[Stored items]

** BEGIN **

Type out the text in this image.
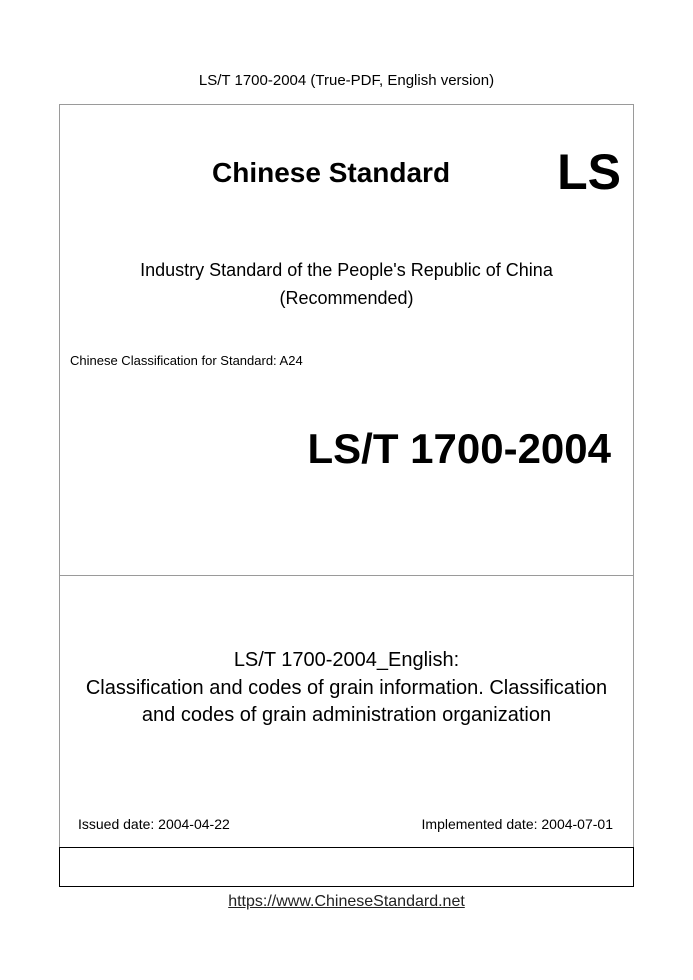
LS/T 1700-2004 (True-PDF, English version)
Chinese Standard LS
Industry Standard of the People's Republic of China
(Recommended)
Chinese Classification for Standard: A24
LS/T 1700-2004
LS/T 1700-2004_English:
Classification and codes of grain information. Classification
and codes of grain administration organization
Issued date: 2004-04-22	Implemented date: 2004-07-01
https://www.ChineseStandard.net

** END **
** BEGIN **

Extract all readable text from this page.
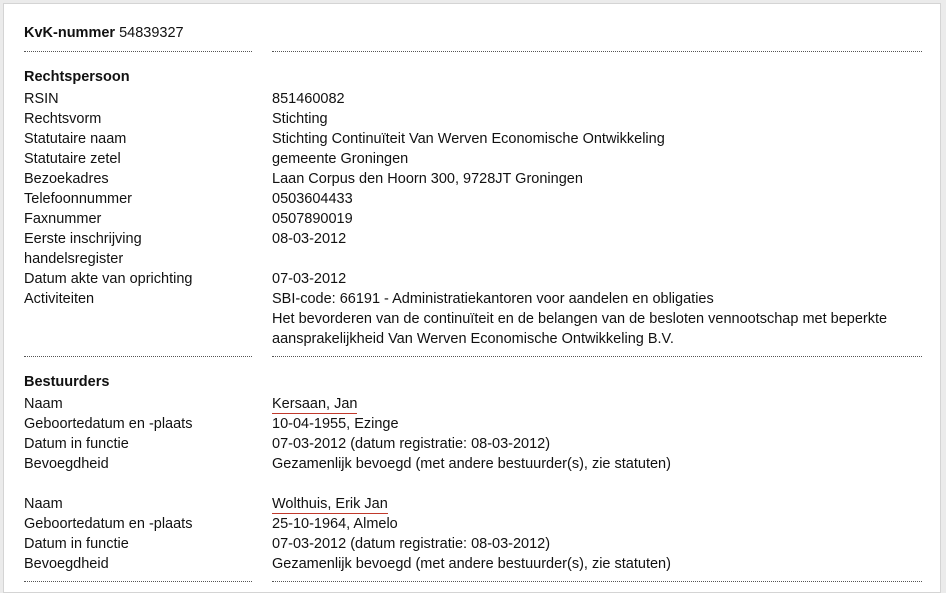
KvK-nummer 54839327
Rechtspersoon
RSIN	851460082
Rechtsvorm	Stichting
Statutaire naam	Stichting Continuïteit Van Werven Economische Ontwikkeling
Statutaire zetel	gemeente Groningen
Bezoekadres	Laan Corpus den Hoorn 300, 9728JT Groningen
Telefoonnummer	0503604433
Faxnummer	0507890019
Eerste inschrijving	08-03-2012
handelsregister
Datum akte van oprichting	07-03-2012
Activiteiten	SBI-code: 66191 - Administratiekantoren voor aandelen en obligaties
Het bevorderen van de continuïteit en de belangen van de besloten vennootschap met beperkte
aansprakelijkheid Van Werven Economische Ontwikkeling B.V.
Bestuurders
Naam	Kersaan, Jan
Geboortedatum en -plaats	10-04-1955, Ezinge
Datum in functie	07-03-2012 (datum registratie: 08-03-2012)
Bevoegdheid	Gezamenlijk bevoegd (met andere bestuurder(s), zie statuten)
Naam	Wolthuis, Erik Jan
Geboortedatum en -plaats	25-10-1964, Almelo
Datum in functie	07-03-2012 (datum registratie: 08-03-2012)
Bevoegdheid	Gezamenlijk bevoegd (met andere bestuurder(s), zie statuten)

** END **

§ Your task
List the lines of the records where "this" occurs.

§ Exercise result
Type out the text in this image.
Extract all readable text from this page.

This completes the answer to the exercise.